宣宗本人是个多才多艺的人物,因此他也喜欢亲近那些优秀的文臣。之前永乐帝设立内阁,是为了推行秘书政治,但是到了宣宗的时代,这一制度的性质已经发生了很大变化。此前,永乐帝为了压制政府首脑的抵抗,起用了内阁大学士作为秘书,以推行自己的专断决策。但是对宣宗来说,这些阁臣都是皇太子时代就教导自己学问的先生,而且他们还身兼六部尚书之职,其地位也与永乐帝时代大不相同,所以阁臣就变得非常有分量了。这一时期的阁臣有人称“三杨”的杨士奇、杨荣、杨溥。他们住在京城的不同方位,杨士奇被称为“西杨”,兼有学问和德行;杨荣是“东杨”,才识过人;杨溥是“南杨”,世皆称道其公正无私。他们各有过人之处,为人也堪称楷模。

杨士奇等“三杨”继承的是吉水文学一脉,他们开创了诗歌中的“台阁体”(庄重典雅,不过缺少趣味。正德年间的李东阳是鼎盛时期的代表人物。这种诗体为人所看重,据说是因为作者都是宰相级别的人物)。

“三杨”既是先生,又是诗人,又是政治家,所以很自然地,宣宗与他们有很深的交情。宣宗常常与“三杨”等文臣宴饮游乐,有时还会在夜里微服造访杨士奇的府邸,这都反映出他们的深厚交情。“三杨”为宣宗的政治提了许多重要的建议,这才形成了上面所述的宣宗的善政。

但是这样一来,又形成了侧近政治的局面。

自太祖废除丞相制度以来,行政权就分给了六部。其中掌管人事的吏部、掌管财政的户部、掌管军事的兵部尤其为人看重。但是到了宣宗的时代,所有的事情皇帝都会与阁臣们商量,尤为重要的是皇帝将“票拟”之权托付给了他们。
# # #
简短任务 A:
请从记录中包含“list every element”的那一行起，至包含“comment-page: 春花秋月 您好。我很喜欢此文字，所以我想问：我可不”的那一行止（首尾两行均含在内），将这些记录行一字不差地摘出。

记录摘录:
# # #
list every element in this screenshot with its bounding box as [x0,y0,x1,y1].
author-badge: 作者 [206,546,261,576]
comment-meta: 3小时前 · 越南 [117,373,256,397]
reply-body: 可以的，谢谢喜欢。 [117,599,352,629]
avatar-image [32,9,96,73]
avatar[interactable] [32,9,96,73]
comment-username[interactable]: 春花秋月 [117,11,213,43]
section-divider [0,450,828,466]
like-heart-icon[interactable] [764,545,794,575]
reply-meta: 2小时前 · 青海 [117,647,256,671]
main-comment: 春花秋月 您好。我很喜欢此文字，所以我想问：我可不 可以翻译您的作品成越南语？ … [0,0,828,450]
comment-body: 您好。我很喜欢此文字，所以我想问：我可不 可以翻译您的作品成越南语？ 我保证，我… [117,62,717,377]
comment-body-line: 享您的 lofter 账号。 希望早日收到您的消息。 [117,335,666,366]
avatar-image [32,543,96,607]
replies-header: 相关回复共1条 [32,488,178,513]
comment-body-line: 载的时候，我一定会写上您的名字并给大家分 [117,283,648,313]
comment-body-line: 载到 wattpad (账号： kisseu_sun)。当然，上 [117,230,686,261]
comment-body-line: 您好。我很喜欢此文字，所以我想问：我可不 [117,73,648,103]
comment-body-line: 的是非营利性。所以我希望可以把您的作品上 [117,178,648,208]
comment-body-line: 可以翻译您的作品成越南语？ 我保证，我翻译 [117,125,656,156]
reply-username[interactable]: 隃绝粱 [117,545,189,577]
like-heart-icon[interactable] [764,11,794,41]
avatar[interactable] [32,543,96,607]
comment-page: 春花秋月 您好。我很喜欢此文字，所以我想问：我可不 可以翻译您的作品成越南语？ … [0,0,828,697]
# # #
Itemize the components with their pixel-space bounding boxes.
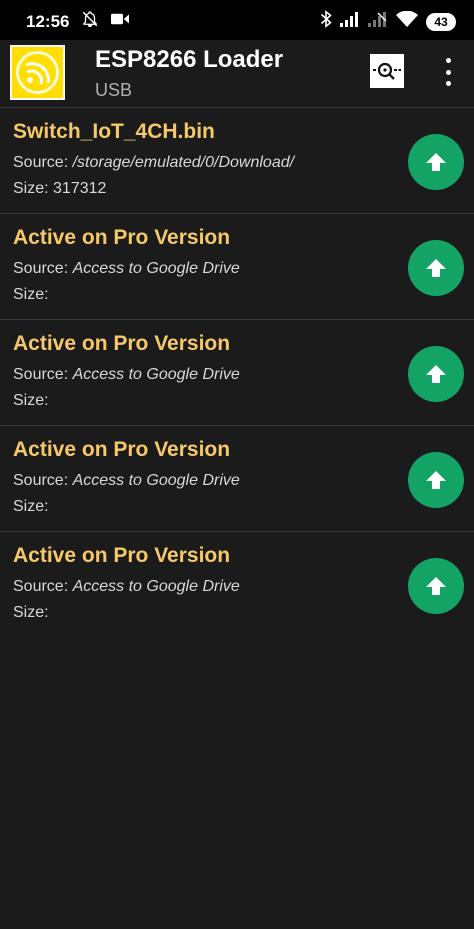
# # #
简短任务 B:
请照录原文节选中自“宣宗本人是个多才多艺的人物,因此他也喜欢”起、至“形成了上面所述的宣宗的善政。”止（含两端）的文字，不得改动。

书面答复 A:
list every element in this screenshot with its bounding box as [x0,y0,x1,y1].
author-badge: 作者 [206,546,261,576]
comment-meta: 3小时前 · 越南 [117,373,256,397]
reply-body: 可以的，谢谢喜欢。 [117,599,352,629]
avatar-image [32,9,96,73]
avatar[interactable] [32,9,96,73]
comment-username[interactable]: 春花秋月 [117,11,213,43]
section-divider [0,450,828,466]
like-heart-icon[interactable] [764,545,794,575]
reply-meta: 2小时前 · 青海 [117,647,256,671]
main-comment: 春花秋月 您好。我很喜欢此文字，所以我想问：我可不 可以翻译您的作品成越南语？ … [0,0,828,450]
comment-body: 您好。我很喜欢此文字，所以我想问：我可不 可以翻译您的作品成越南语？ 我保证，我… [117,62,717,377]
comment-body-line: 享您的 lofter 账号。 希望早日收到您的消息。 [117,335,666,366]
avatar-image [32,543,96,607]
replies-header: 相关回复共1条 [32,488,178,513]
comment-body-line: 载的时候，我一定会写上您的名字并给大家分 [117,283,648,313]
comment-body-line: 载到 wattpad (账号： kisseu_sun)。当然，上 [117,230,686,261]
comment-body-line: 您好。我很喜欢此文字，所以我想问：我可不 [117,73,648,103]
comment-body-line: 的是非营利性。所以我希望可以把您的作品上 [117,178,648,208]
comment-body-line: 可以翻译您的作品成越南语？ 我保证，我翻译 [117,125,656,156]
reply-username[interactable]: 隃绝粱 [117,545,189,577]
like-heart-icon[interactable] [764,11,794,41]
avatar[interactable] [32,543,96,607]
comment-page: 春花秋月 您好。我很喜欢此文字，所以我想问：我可不 可以翻译您的作品成越南语？ … [0,0,828,697]

书面答复 B:
宣宗本人是个多才多艺的人物,因此他也喜欢亲近那些优秀的文臣。之前永乐帝设立内阁,是为了推行秘书政治,但是到了宣宗的时代,这一制度的性质已经发生了很大变化。此前,永乐帝为了压制政府首脑的抵抗,起用了内阁大学士作为秘书,以推行自己的专断决策。但是对宣宗来说,这些阁臣都是皇太子时代就教导自己学问的先生,而且他们还身兼六部尚书之职,其地位也与永乐帝时代大不相同,所以阁臣就变得非常有分量了。这一时期的阁臣有人称“三杨”的杨士奇、杨荣、杨溥。他们住在京城的不同方位,杨士奇被称为“西杨”,兼有学问和德行;杨荣是“东杨”,才识过人;杨溥是“南杨”,世皆称道其公正无私。他们各有过人之处,为人也堪称楷模。

杨士奇等“三杨”继承的是吉水文学一脉,他们开创了诗歌中的“台阁体”(庄重典雅,不过缺少趣味。正德年间的李东阳是鼎盛时期的代表人物。这种诗体为人所看重,据说是因为作者都是宰相级别的人物)。

“三杨”既是先生,又是诗人,又是政治家,所以很自然地,宣宗与他们有很深的交情。宣宗常常与“三杨”等文臣宴饮游乐,有时还会在夜里微服造访杨士奇的府邸,这都反映出他们的深厚交情。“三杨”为宣宗的政治提了许多重要的建议,这才形成了上面所述的宣宗的善政。